* **Stated task**
Retype the whole listing below, character for character.
━━━
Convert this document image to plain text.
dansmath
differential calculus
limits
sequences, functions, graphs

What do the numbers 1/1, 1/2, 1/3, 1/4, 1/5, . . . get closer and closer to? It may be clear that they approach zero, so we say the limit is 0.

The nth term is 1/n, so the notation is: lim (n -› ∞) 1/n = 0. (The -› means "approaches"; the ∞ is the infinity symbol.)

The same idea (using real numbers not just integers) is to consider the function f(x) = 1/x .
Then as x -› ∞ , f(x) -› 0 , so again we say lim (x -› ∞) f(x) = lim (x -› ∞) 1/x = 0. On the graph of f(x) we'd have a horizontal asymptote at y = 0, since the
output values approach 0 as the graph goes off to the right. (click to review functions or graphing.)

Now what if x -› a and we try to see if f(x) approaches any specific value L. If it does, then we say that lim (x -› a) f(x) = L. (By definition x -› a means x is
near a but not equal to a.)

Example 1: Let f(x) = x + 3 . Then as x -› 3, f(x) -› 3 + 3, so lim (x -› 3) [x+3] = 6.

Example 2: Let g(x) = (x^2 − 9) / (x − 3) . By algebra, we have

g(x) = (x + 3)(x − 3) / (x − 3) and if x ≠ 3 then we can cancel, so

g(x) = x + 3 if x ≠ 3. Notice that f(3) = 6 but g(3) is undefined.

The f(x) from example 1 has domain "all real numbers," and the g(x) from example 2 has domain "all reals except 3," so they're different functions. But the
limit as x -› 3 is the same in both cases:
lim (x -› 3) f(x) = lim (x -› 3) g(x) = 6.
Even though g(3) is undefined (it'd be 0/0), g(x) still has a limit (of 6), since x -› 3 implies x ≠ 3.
━━━
* **Task response**
Convert this document image to plain text.
dansmath
differential calculus
limits
sequences, functions, graphs

What do the numbers 1/1, 1/2, 1/3, 1/4, 1/5, . . . get closer and closer to? It may be clear that they approach zero, so we say the limit is 0.

The nth term is 1/n, so the notation is: lim (n -› ∞) 1/n = 0. (The -› means "approaches"; the ∞ is the infinity symbol.)

The same idea (using real numbers not just integers) is to consider the function f(x) = 1/x .
Then as x -› ∞ , f(x) -› 0 , so again we say lim (x -› ∞) f(x) = lim (x -› ∞) 1/x = 0. On the graph of f(x) we'd have a horizontal asymptote at y = 0, since the
output values approach 0 as the graph goes off to the right. (click to review functions or graphing.)

Now what if x -› a and we try to see if f(x) approaches any specific value L. If it does, then we say that lim (x -› a) f(x) = L. (By definition x -› a means x is
near a but not equal to a.)

Example 1: Let f(x) = x + 3 . Then as x -› 3, f(x) -› 3 + 3, so lim (x -› 3) [x+3] = 6.

Example 2: Let g(x) = (x^2 − 9) / (x − 3) . By algebra, we have

g(x) = (x + 3)(x − 3) / (x − 3) and if x ≠ 3 then we can cancel, so

g(x) = x + 3 if x ≠ 3. Notice that f(3) = 6 but g(3) is undefined.

The f(x) from example 1 has domain "all real numbers," and the g(x) from example 2 has domain "all reals except 3," so they're different functions. But the
limit as x -› 3 is the same in both cases:
lim (x -› 3) f(x) = lim (x -› 3) g(x) = 6.
Even though g(3) is undefined (it'd be 0/0), g(x) still has a limit (of 6), since x -› 3 implies x ≠ 3.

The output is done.